===== Data for this task =====
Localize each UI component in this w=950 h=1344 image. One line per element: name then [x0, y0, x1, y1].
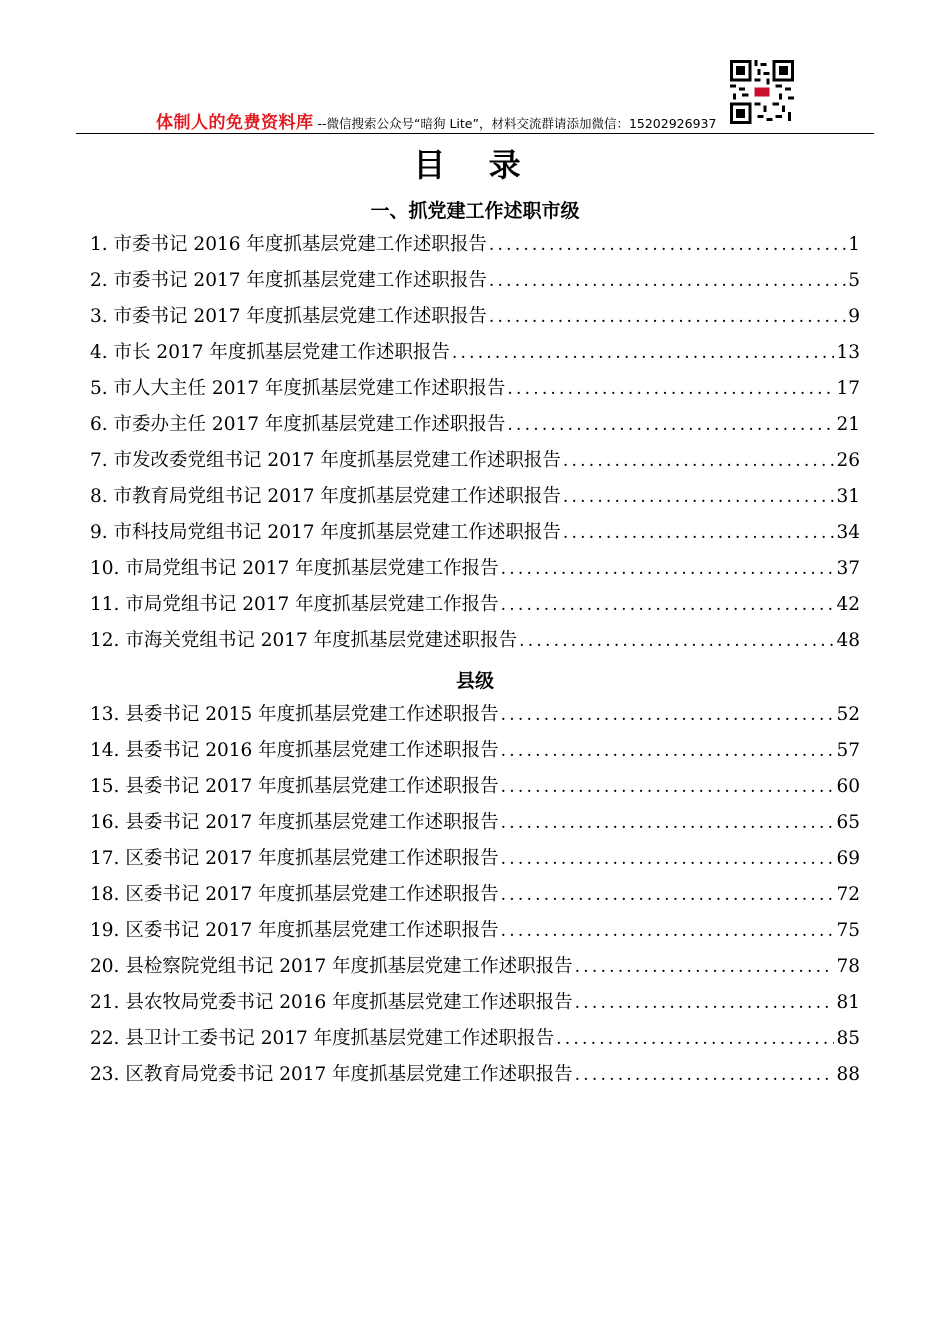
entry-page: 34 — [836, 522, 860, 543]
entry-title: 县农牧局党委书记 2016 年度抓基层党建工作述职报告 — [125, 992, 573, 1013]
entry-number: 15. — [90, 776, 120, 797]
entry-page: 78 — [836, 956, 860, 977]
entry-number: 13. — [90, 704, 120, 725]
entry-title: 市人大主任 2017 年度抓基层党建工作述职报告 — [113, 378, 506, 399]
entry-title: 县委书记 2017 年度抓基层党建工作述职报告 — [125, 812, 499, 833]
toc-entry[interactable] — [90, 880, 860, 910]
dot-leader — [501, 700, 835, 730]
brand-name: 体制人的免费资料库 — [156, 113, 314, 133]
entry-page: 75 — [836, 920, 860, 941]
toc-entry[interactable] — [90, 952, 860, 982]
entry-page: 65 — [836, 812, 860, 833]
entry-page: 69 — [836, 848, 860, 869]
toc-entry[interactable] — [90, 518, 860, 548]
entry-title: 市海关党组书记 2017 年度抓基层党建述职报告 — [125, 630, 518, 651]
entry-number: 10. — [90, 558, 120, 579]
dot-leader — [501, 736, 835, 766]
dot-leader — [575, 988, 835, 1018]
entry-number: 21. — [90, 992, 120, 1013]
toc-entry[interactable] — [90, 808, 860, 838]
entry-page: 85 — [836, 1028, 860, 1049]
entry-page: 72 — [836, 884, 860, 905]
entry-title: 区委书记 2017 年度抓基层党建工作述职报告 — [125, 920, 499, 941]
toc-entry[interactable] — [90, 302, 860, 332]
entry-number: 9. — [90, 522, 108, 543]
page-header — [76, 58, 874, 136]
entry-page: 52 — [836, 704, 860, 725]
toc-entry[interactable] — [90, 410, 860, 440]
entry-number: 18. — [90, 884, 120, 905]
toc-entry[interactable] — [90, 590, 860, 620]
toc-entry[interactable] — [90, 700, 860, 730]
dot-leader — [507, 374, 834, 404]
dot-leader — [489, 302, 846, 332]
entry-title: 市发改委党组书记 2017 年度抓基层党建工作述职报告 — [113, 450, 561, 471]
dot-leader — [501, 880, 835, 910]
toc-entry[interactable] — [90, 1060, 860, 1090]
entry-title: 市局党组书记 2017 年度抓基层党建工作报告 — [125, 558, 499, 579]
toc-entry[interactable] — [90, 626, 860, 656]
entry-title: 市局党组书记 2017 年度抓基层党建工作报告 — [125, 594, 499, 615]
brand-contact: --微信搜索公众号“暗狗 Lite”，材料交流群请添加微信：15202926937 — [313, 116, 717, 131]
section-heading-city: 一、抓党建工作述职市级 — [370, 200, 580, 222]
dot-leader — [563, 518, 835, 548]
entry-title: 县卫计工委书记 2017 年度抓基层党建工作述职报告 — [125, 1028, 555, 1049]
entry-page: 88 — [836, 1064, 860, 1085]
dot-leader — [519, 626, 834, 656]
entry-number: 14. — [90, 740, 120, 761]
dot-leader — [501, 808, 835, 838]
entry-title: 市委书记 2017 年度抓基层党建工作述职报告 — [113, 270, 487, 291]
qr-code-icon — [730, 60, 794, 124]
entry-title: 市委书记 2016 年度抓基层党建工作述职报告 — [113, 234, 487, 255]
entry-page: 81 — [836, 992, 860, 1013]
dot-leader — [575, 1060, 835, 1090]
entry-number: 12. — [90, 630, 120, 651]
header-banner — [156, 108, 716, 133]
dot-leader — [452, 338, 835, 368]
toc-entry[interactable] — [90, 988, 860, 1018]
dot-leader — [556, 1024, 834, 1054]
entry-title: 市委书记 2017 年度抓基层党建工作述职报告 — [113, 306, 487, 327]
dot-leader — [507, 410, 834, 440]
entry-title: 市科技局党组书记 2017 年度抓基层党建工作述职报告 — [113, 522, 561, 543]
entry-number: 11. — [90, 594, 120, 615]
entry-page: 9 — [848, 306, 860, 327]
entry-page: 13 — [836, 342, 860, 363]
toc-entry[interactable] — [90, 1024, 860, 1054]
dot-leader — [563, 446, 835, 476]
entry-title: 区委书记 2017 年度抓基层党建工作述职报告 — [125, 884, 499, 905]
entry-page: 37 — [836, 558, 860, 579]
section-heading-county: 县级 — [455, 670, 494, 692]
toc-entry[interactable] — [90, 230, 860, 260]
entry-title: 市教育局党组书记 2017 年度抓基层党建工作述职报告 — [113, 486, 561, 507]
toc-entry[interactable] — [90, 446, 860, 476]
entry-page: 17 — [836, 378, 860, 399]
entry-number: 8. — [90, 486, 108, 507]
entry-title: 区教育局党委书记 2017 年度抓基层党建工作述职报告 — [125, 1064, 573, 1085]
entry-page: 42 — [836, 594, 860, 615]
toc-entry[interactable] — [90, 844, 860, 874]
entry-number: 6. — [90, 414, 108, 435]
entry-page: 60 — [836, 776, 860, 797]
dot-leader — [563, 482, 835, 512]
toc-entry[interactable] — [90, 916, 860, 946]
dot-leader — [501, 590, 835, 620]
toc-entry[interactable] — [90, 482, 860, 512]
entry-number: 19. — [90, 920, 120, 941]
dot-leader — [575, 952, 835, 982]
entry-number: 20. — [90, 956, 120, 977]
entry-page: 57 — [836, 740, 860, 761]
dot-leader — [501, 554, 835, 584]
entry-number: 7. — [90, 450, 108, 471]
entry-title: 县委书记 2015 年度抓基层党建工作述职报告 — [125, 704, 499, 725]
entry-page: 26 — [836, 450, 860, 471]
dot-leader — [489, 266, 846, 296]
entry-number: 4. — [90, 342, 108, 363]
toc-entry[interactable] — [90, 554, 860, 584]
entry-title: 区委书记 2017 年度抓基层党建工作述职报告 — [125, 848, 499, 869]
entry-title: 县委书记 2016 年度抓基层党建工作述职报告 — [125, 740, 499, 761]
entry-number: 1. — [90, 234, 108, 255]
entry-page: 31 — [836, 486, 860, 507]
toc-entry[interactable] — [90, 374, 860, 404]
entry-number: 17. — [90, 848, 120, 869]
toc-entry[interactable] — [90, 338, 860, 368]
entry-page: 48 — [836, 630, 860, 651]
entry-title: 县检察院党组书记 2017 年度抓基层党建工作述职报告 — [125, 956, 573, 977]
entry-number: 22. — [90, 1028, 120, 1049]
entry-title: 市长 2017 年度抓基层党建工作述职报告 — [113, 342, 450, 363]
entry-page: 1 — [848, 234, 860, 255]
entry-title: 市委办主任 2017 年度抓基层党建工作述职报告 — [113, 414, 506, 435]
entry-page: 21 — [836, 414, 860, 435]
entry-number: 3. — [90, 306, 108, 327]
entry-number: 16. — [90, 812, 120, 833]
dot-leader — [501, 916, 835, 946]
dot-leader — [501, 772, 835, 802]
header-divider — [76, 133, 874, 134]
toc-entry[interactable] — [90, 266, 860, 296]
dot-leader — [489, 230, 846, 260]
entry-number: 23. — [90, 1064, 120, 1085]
=====
(Instructions for the task):
Reproduce every line of the records above word for word, leaving out the pictures.

(Result of this task):
Localize each UI component in this w=950 h=1344 image. One line per element: name then [x0, y0, x1, y1].
entry-page: 34 — [836, 522, 860, 543]
entry-title: 县农牧局党委书记 2016 年度抓基层党建工作述职报告 — [125, 992, 573, 1013]
entry-number: 15. — [90, 776, 120, 797]
entry-page: 78 — [836, 956, 860, 977]
entry-number: 13. — [90, 704, 120, 725]
entry-title: 市人大主任 2017 年度抓基层党建工作述职报告 — [113, 378, 506, 399]
entry-title: 县委书记 2017 年度抓基层党建工作述职报告 — [125, 812, 499, 833]
toc-entry[interactable] — [90, 880, 860, 910]
dot-leader — [501, 700, 835, 730]
brand-name: 体制人的免费资料库 — [156, 113, 314, 133]
entry-page: 75 — [836, 920, 860, 941]
toc-entry[interactable] — [90, 952, 860, 982]
entry-page: 65 — [836, 812, 860, 833]
entry-page: 69 — [836, 848, 860, 869]
toc-entry[interactable] — [90, 518, 860, 548]
entry-title: 市海关党组书记 2017 年度抓基层党建述职报告 — [125, 630, 518, 651]
entry-number: 10. — [90, 558, 120, 579]
dot-leader — [501, 736, 835, 766]
dot-leader — [575, 988, 835, 1018]
entry-number: 21. — [90, 992, 120, 1013]
toc-entry[interactable] — [90, 808, 860, 838]
entry-page: 85 — [836, 1028, 860, 1049]
entry-page: 72 — [836, 884, 860, 905]
entry-title: 区委书记 2017 年度抓基层党建工作述职报告 — [125, 920, 499, 941]
toc-entry[interactable] — [90, 302, 860, 332]
entry-number: 9. — [90, 522, 108, 543]
page-header — [76, 58, 874, 136]
entry-page: 52 — [836, 704, 860, 725]
toc-entry[interactable] — [90, 410, 860, 440]
entry-number: 18. — [90, 884, 120, 905]
toc-entry[interactable] — [90, 590, 860, 620]
toc-entry[interactable] — [90, 700, 860, 730]
dot-leader — [507, 374, 834, 404]
dot-leader — [489, 302, 846, 332]
entry-title: 市发改委党组书记 2017 年度抓基层党建工作述职报告 — [113, 450, 561, 471]
dot-leader — [501, 880, 835, 910]
toc-entry[interactable] — [90, 1060, 860, 1090]
entry-title: 市局党组书记 2017 年度抓基层党建工作报告 — [125, 558, 499, 579]
toc-entry[interactable] — [90, 626, 860, 656]
entry-title: 市局党组书记 2017 年度抓基层党建工作报告 — [125, 594, 499, 615]
brand-contact: --微信搜索公众号“暗狗 Lite”，材料交流群请添加微信：15202926937 — [313, 116, 717, 131]
section-heading-city: 一、抓党建工作述职市级 — [370, 200, 580, 222]
dot-leader — [563, 518, 835, 548]
entry-title: 县卫计工委书记 2017 年度抓基层党建工作述职报告 — [125, 1028, 555, 1049]
entry-page: 88 — [836, 1064, 860, 1085]
dot-leader — [519, 626, 834, 656]
entry-number: 14. — [90, 740, 120, 761]
dot-leader — [501, 808, 835, 838]
entry-title: 市委书记 2017 年度抓基层党建工作述职报告 — [113, 270, 487, 291]
qr-code-icon — [730, 60, 794, 124]
entry-title: 市委书记 2016 年度抓基层党建工作述职报告 — [113, 234, 487, 255]
entry-page: 81 — [836, 992, 860, 1013]
dot-leader — [575, 1060, 835, 1090]
entry-number: 12. — [90, 630, 120, 651]
header-banner — [156, 108, 716, 133]
dot-leader — [452, 338, 835, 368]
toc-entry[interactable] — [90, 988, 860, 1018]
dot-leader — [556, 1024, 834, 1054]
entry-title: 市委书记 2017 年度抓基层党建工作述职报告 — [113, 306, 487, 327]
dot-leader — [507, 410, 834, 440]
entry-title: 市科技局党组书记 2017 年度抓基层党建工作述职报告 — [113, 522, 561, 543]
entry-number: 11. — [90, 594, 120, 615]
entry-page: 9 — [848, 306, 860, 327]
entry-page: 13 — [836, 342, 860, 363]
toc-entry[interactable] — [90, 1024, 860, 1054]
dot-leader — [563, 446, 835, 476]
entry-title: 区委书记 2017 年度抓基层党建工作述职报告 — [125, 884, 499, 905]
entry-page: 37 — [836, 558, 860, 579]
section-heading-county: 县级 — [455, 670, 494, 692]
toc-entry[interactable] — [90, 230, 860, 260]
entry-title: 市教育局党组书记 2017 年度抓基层党建工作述职报告 — [113, 486, 561, 507]
toc-entry[interactable] — [90, 446, 860, 476]
entry-page: 17 — [836, 378, 860, 399]
entry-number: 8. — [90, 486, 108, 507]
entry-title: 区教育局党委书记 2017 年度抓基层党建工作述职报告 — [125, 1064, 573, 1085]
entry-page: 42 — [836, 594, 860, 615]
toc-entry[interactable] — [90, 844, 860, 874]
entry-number: 6. — [90, 414, 108, 435]
entry-page: 60 — [836, 776, 860, 797]
dot-leader — [563, 482, 835, 512]
toc-entry[interactable] — [90, 916, 860, 946]
dot-leader — [501, 590, 835, 620]
toc-entry[interactable] — [90, 482, 860, 512]
entry-number: 19. — [90, 920, 120, 941]
dot-leader — [575, 952, 835, 982]
entry-number: 20. — [90, 956, 120, 977]
entry-page: 57 — [836, 740, 860, 761]
dot-leader — [501, 554, 835, 584]
entry-number: 7. — [90, 450, 108, 471]
entry-title: 县委书记 2015 年度抓基层党建工作述职报告 — [125, 704, 499, 725]
entry-page: 26 — [836, 450, 860, 471]
dot-leader — [489, 266, 846, 296]
entry-number: 4. — [90, 342, 108, 363]
toc-entry[interactable] — [90, 554, 860, 584]
entry-title: 区委书记 2017 年度抓基层党建工作述职报告 — [125, 848, 499, 869]
entry-title: 县委书记 2016 年度抓基层党建工作述职报告 — [125, 740, 499, 761]
entry-number: 1. — [90, 234, 108, 255]
entry-page: 31 — [836, 486, 860, 507]
toc-entry[interactable] — [90, 374, 860, 404]
entry-number: 17. — [90, 848, 120, 869]
toc-entry[interactable] — [90, 338, 860, 368]
entry-page: 48 — [836, 630, 860, 651]
entry-title: 县检察院党组书记 2017 年度抓基层党建工作述职报告 — [125, 956, 573, 977]
entry-number: 22. — [90, 1028, 120, 1049]
entry-title: 市长 2017 年度抓基层党建工作述职报告 — [113, 342, 450, 363]
entry-page: 1 — [848, 234, 860, 255]
entry-title: 市委办主任 2017 年度抓基层党建工作述职报告 — [113, 414, 506, 435]
entry-page: 21 — [836, 414, 860, 435]
entry-number: 3. — [90, 306, 108, 327]
entry-number: 16. — [90, 812, 120, 833]
dot-leader — [501, 916, 835, 946]
dot-leader — [501, 772, 835, 802]
header-divider — [76, 133, 874, 134]
toc-entry[interactable] — [90, 266, 860, 296]
dot-leader — [489, 230, 846, 260]
entry-number: 23. — [90, 1064, 120, 1085]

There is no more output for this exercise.